**The exercise**
Rewrite the entries below, changing "screenshot" to "image" wherever it occurs and leaving all other text as it is. Omit the pictures from your answer.
** Start Entries provided **
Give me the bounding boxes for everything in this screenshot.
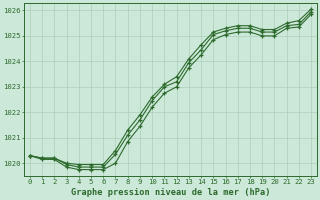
X-axis label: Graphe pression niveau de la mer (hPa): Graphe pression niveau de la mer (hPa) xyxy=(71,188,270,197)
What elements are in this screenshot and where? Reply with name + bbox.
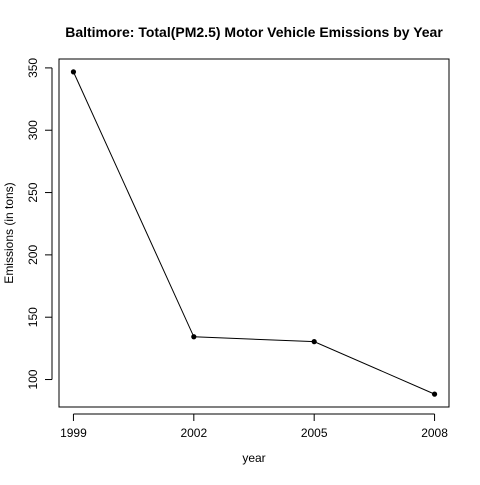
y-tick-label-200: 200 <box>26 245 40 265</box>
x-tick-label-1999: 1999 <box>60 426 87 440</box>
data-point-1999 <box>70 69 77 75</box>
data-point-2002 <box>191 334 197 340</box>
data-point-2008 <box>431 391 438 397</box>
plot-frame <box>58 58 450 408</box>
y-axis-label: Emissions (in tons) <box>2 182 16 283</box>
x-axis: 1999 2002 2005 2008 <box>60 413 448 440</box>
y-axis: 100 150 200 250 300 350 <box>26 58 53 390</box>
y-tick-label-300: 300 <box>26 120 40 140</box>
y-tick-label-150: 150 <box>26 307 40 327</box>
y-tick-label-350: 350 <box>26 58 40 78</box>
series-line-0 <box>72 71 435 395</box>
x-tick-label-2008: 2008 <box>421 426 448 440</box>
chart-title: Baltimore: Total(PM2.5) Motor Vehicle Em… <box>65 24 443 40</box>
x-tick-label-2002: 2002 <box>180 426 207 440</box>
y-tick-label-100: 100 <box>26 369 40 389</box>
y-tick-label-250: 250 <box>26 182 40 202</box>
series-layer <box>70 69 438 397</box>
x-tick-label-2005: 2005 <box>301 426 328 440</box>
data-point-2005 <box>311 339 317 345</box>
x-axis-label: year <box>242 451 265 465</box>
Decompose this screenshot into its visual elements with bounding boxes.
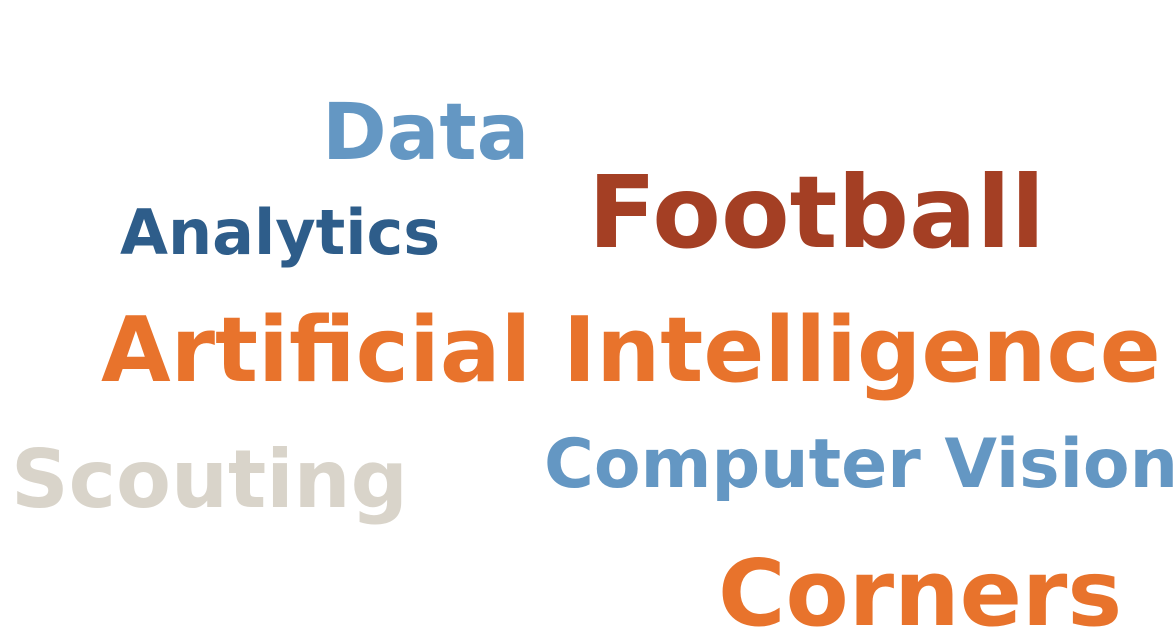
** End Entries provided **
**Final result**
Give me the bounding boxes for everything in this image.
X-axis label: Graphe pression niveau de la mer (hPa): Graphe pression niveau de la mer (hPa) xyxy=(71,188,270,197)
What elements are in this image and where? Reply with name + bbox.
y-tick-label-200: 200 <box>26 245 40 265</box>
x-tick-label-1999: 1999 <box>60 426 87 440</box>
data-point-1999 <box>70 69 77 75</box>
data-point-2002 <box>191 334 197 340</box>
data-point-2008 <box>431 391 438 397</box>
plot-frame <box>58 58 450 408</box>
y-axis-label: Emissions (in tons) <box>2 182 16 283</box>
x-axis: 1999 2002 2005 2008 <box>60 413 448 440</box>
y-axis: 100 150 200 250 300 350 <box>26 58 53 390</box>
y-tick-label-300: 300 <box>26 120 40 140</box>
y-tick-label-150: 150 <box>26 307 40 327</box>
y-tick-label-350: 350 <box>26 58 40 78</box>
series-line-0 <box>72 71 435 395</box>
x-tick-label-2008: 2008 <box>421 426 448 440</box>
chart-title: Baltimore: Total(PM2.5) Motor Vehicle Em… <box>65 24 443 40</box>
x-tick-label-2002: 2002 <box>180 426 207 440</box>
y-tick-label-100: 100 <box>26 369 40 389</box>
y-tick-label-250: 250 <box>26 182 40 202</box>
series-layer <box>70 69 438 397</box>
x-tick-label-2005: 2005 <box>301 426 328 440</box>
data-point-2005 <box>311 339 317 345</box>
x-axis-label: year <box>242 451 265 465</box>
Decompose this image into its visual elements with bounding boxes.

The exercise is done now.